[What this task involves] Make an exact copy of the entries, and keep any pictures out of it.
Start Material for this exercise
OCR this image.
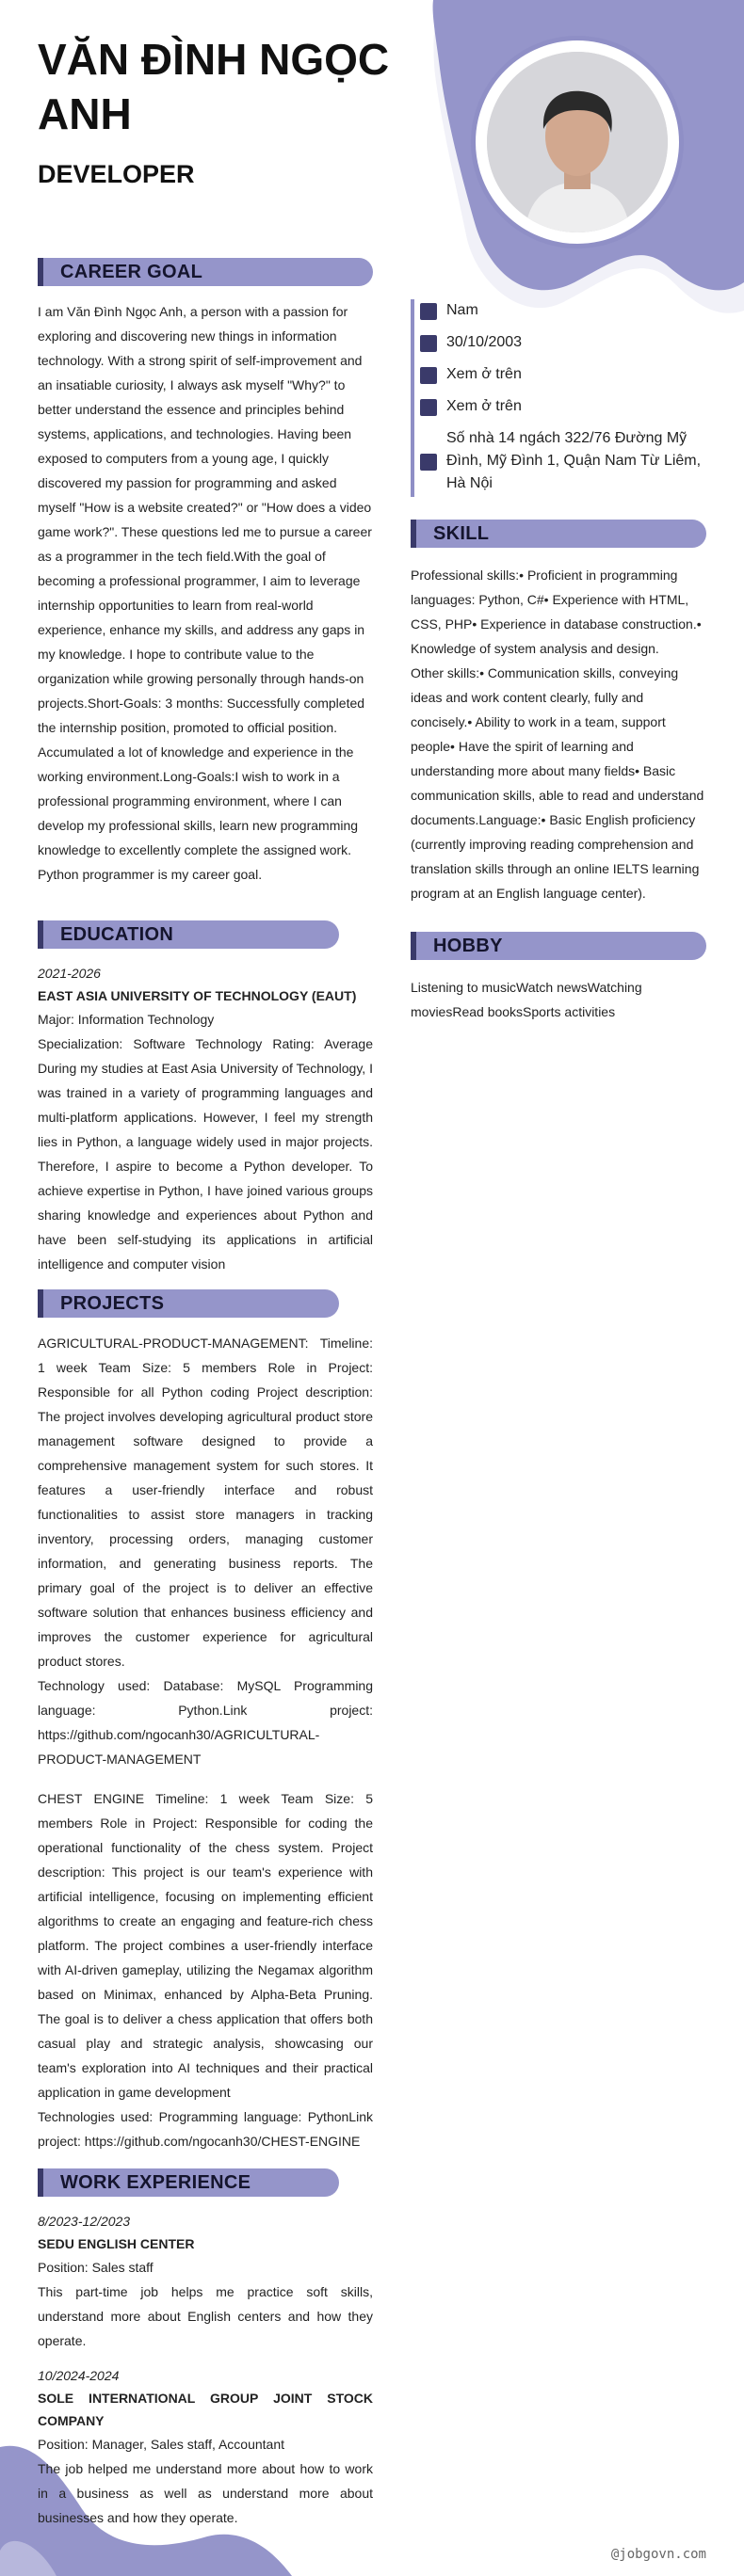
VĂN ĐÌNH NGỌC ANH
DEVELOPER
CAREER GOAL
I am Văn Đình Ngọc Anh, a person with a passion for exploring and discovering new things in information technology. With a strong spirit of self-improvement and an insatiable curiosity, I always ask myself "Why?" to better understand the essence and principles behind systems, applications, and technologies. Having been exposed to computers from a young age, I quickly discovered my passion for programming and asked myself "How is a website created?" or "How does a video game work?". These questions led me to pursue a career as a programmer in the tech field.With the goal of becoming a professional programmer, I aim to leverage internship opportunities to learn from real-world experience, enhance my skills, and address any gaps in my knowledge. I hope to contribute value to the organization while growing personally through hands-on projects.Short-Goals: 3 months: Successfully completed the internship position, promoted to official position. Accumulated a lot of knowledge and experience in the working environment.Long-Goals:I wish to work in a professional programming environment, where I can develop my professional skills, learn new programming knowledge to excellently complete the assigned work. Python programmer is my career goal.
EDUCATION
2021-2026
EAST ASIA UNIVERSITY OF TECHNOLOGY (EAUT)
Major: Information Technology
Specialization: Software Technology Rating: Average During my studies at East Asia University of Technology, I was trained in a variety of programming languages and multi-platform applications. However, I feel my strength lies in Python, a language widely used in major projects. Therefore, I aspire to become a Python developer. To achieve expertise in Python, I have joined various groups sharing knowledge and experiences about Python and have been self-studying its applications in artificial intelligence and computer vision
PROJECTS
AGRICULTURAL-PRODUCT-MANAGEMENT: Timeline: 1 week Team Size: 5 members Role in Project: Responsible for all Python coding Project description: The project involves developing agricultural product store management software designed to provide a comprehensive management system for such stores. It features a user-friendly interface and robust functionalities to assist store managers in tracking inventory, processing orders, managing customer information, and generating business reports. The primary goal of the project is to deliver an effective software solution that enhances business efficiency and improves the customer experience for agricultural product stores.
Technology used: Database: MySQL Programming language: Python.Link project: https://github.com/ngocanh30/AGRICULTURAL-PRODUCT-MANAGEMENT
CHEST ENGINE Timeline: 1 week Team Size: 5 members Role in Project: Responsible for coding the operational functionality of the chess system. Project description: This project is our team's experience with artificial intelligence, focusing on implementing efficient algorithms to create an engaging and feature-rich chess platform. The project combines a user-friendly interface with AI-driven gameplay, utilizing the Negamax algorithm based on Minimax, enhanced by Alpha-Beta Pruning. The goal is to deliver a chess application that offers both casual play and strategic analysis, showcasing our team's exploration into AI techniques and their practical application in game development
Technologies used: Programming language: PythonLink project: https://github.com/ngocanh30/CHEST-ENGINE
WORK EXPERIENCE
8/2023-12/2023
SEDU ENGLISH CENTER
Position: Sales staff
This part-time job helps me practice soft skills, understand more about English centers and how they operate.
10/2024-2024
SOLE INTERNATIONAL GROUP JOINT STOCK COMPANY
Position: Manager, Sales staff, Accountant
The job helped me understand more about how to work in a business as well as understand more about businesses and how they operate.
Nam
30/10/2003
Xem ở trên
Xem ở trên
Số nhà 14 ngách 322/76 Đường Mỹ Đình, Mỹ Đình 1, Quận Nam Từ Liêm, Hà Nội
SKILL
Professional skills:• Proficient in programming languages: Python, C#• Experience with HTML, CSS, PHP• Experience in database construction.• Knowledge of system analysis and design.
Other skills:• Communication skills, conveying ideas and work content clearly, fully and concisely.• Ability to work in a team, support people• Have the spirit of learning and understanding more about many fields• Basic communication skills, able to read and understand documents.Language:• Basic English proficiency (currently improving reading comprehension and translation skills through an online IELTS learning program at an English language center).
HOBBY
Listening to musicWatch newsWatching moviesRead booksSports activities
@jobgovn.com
End Material for this exercise
[Answer below]
OCR this image.
VĂN ĐÌNH NGỌC ANH
DEVELOPER
CAREER GOAL
I am Văn Đình Ngọc Anh, a person with a passion for exploring and discovering new things in information technology. With a strong spirit of self-improvement and an insatiable curiosity, I always ask myself "Why?" to better understand the essence and principles behind systems, applications, and technologies. Having been exposed to computers from a young age, I quickly discovered my passion for programming and asked myself "How is a website created?" or "How does a video game work?". These questions led me to pursue a career as a programmer in the tech field.With the goal of becoming a professional programmer, I aim to leverage internship opportunities to learn from real-world experience, enhance my skills, and address any gaps in my knowledge. I hope to contribute value to the organization while growing personally through hands-on projects.Short-Goals: 3 months: Successfully completed the internship position, promoted to official position. Accumulated a lot of knowledge and experience in the working environment.Long-Goals:I wish to work in a professional programming environment, where I can develop my professional skills, learn new programming knowledge to excellently complete the assigned work. Python programmer is my career goal.
EDUCATION
2021-2026
EAST ASIA UNIVERSITY OF TECHNOLOGY (EAUT)
Major: Information Technology
Specialization: Software Technology Rating: Average During my studies at East Asia University of Technology, I was trained in a variety of programming languages and multi-platform applications. However, I feel my strength lies in Python, a language widely used in major projects. Therefore, I aspire to become a Python developer. To achieve expertise in Python, I have joined various groups sharing knowledge and experiences about Python and have been self-studying its applications in artificial intelligence and computer vision
PROJECTS
AGRICULTURAL-PRODUCT-MANAGEMENT: Timeline: 1 week Team Size: 5 members Role in Project: Responsible for all Python coding Project description: The project involves developing agricultural product store management software designed to provide a comprehensive management system for such stores. It features a user-friendly interface and robust functionalities to assist store managers in tracking inventory, processing orders, managing customer information, and generating business reports. The primary goal of the project is to deliver an effective software solution that enhances business efficiency and improves the customer experience for agricultural product stores.
Technology used: Database: MySQL Programming language: Python.Link project: https://github.com/ngocanh30/AGRICULTURAL-PRODUCT-MANAGEMENT
CHEST ENGINE Timeline: 1 week Team Size: 5 members Role in Project: Responsible for coding the operational functionality of the chess system. Project description: This project is our team's experience with artificial intelligence, focusing on implementing efficient algorithms to create an engaging and feature-rich chess platform. The project combines a user-friendly interface with AI-driven gameplay, utilizing the Negamax algorithm based on Minimax, enhanced by Alpha-Beta Pruning. The goal is to deliver a chess application that offers both casual play and strategic analysis, showcasing our team's exploration into AI techniques and their practical application in game development
Technologies used: Programming language: PythonLink project: https://github.com/ngocanh30/CHEST-ENGINE
WORK EXPERIENCE
8/2023-12/2023
SEDU ENGLISH CENTER
Position: Sales staff
This part-time job helps me practice soft skills, understand more about English centers and how they operate.
10/2024-2024
SOLE INTERNATIONAL GROUP JOINT STOCK COMPANY
Position: Manager, Sales staff, Accountant
The job helped me understand more about how to work in a business as well as understand more about businesses and how they operate.
Nam
30/10/2003
Xem ở trên
Xem ở trên
Số nhà 14 ngách 322/76 Đường Mỹ Đình, Mỹ Đình 1, Quận Nam Từ Liêm, Hà Nội
SKILL
Professional skills:• Proficient in programming languages: Python, C#• Experience with HTML, CSS, PHP• Experience in database construction.• Knowledge of system analysis and design.
Other skills:• Communication skills, conveying ideas and work content clearly, fully and concisely.• Ability to work in a team, support people• Have the spirit of learning and understanding more about many fields• Basic communication skills, able to read and understand documents.Language:• Basic English proficiency (currently improving reading comprehension and translation skills through an online IELTS learning program at an English language center).
HOBBY
Listening to musicWatch newsWatching moviesRead booksSports activities
@jobgovn.com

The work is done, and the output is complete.